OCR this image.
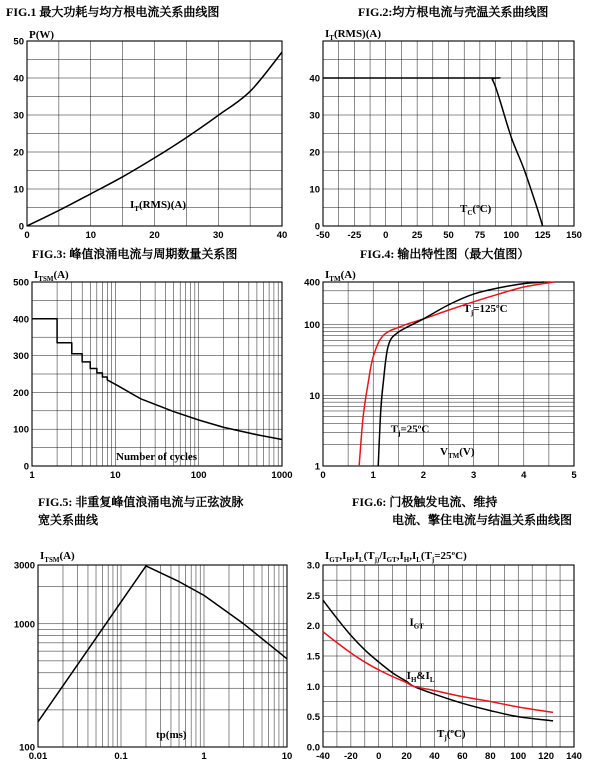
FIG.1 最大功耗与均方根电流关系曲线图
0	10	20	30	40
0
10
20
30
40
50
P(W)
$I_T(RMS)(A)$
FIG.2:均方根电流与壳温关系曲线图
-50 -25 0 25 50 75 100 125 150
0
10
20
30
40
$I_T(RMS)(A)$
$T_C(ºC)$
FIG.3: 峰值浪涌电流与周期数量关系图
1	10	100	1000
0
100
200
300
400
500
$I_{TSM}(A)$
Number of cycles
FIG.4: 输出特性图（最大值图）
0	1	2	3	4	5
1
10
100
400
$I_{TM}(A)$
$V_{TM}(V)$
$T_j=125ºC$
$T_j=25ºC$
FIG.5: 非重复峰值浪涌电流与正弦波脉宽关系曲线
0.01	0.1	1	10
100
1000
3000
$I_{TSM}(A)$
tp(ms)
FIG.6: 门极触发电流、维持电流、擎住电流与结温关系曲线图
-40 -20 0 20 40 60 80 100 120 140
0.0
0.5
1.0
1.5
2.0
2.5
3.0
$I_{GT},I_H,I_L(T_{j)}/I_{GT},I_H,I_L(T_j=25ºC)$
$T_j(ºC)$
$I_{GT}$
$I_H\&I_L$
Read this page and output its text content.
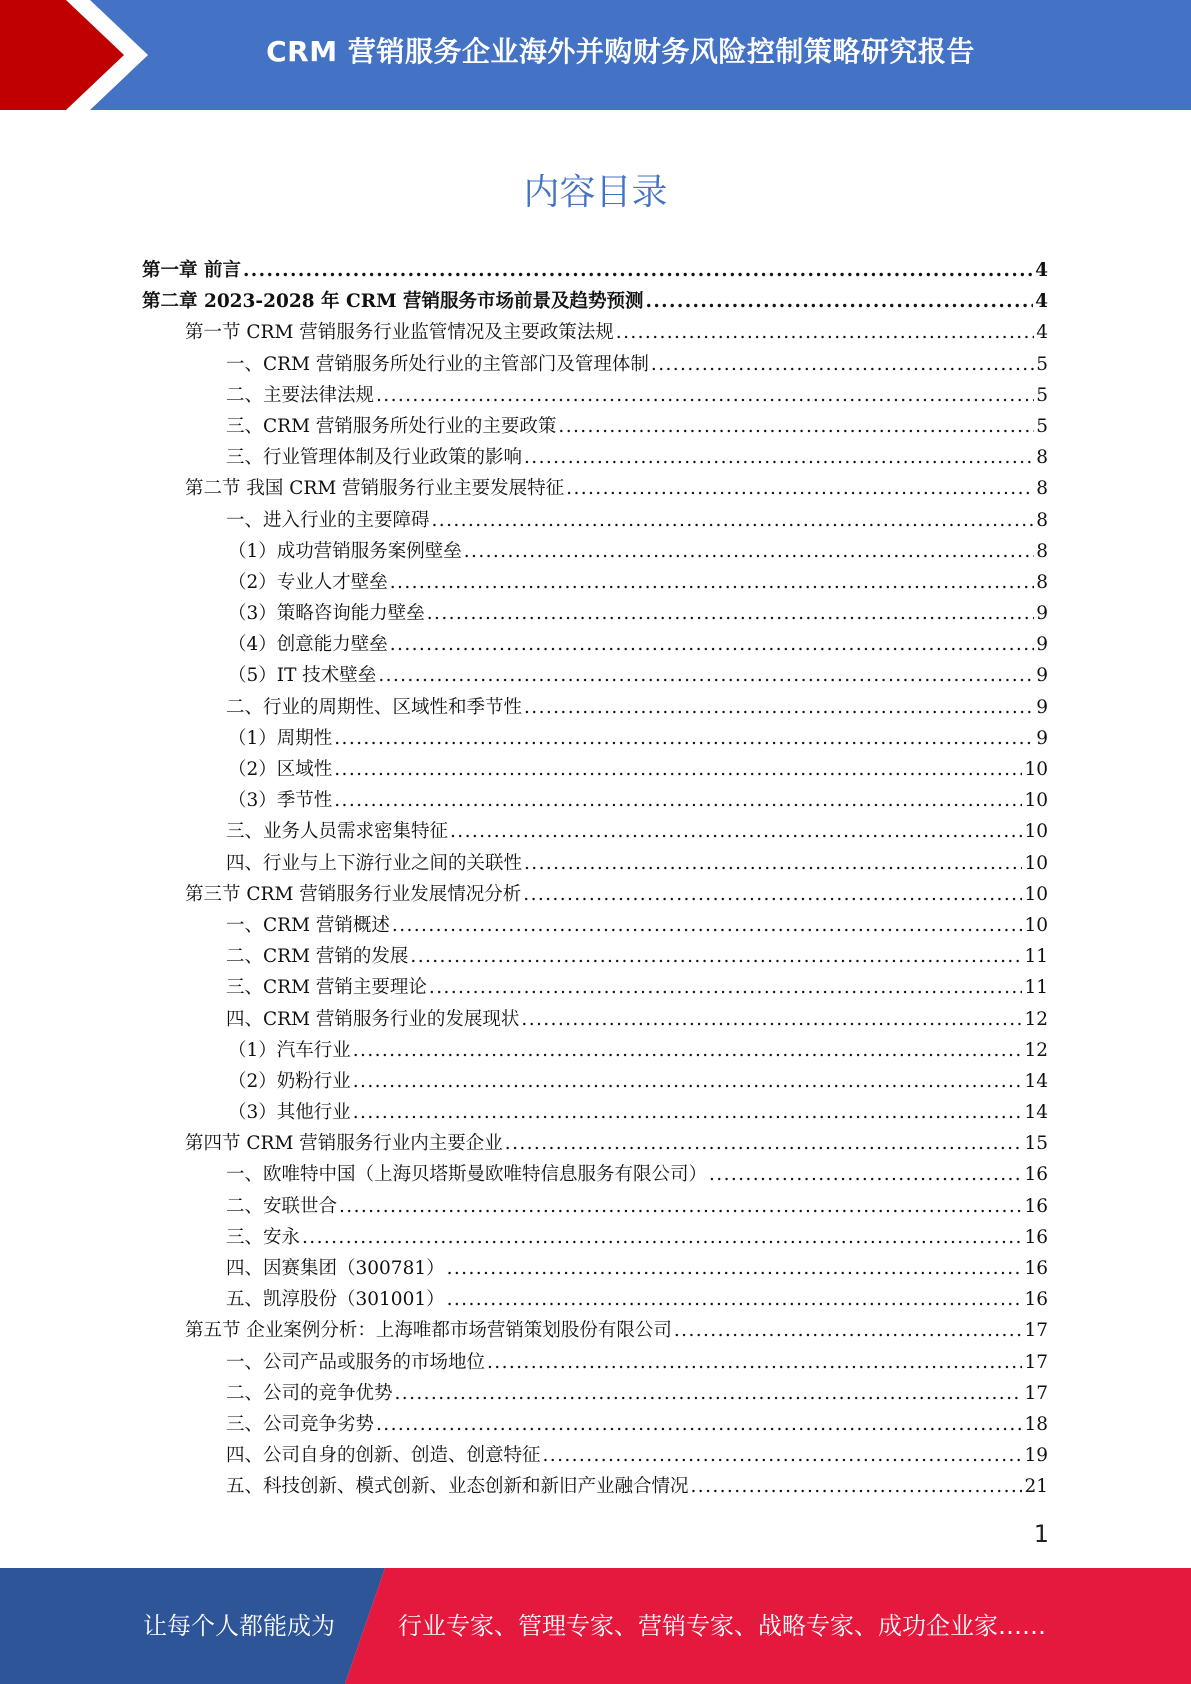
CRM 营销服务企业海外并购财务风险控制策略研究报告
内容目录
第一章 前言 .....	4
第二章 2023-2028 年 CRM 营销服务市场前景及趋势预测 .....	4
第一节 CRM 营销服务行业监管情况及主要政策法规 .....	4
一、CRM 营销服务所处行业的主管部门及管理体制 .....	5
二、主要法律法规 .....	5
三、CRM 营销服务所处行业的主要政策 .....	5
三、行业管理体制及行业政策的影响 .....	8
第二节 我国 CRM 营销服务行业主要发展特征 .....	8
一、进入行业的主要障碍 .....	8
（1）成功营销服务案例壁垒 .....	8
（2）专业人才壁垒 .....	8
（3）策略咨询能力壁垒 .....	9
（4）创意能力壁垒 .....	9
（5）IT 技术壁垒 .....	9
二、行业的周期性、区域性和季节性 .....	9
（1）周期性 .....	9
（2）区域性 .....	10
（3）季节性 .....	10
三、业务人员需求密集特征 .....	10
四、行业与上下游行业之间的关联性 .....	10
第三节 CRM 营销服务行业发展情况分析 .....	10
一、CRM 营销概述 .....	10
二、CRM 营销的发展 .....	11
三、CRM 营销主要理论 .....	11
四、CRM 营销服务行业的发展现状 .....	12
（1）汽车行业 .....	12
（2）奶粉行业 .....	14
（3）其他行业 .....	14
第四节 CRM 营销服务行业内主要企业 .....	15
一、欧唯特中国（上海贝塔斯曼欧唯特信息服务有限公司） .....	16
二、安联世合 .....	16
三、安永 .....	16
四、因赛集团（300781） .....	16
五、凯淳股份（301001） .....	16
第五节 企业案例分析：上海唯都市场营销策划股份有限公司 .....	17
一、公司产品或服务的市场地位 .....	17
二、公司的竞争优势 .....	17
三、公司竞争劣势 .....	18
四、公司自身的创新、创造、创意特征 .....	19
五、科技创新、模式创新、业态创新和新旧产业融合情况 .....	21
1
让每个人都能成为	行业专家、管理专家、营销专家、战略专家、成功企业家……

+--

Using the listing above, show each line holding the string "this".

(The solution)
OCR this image.
Read this page and output its text content.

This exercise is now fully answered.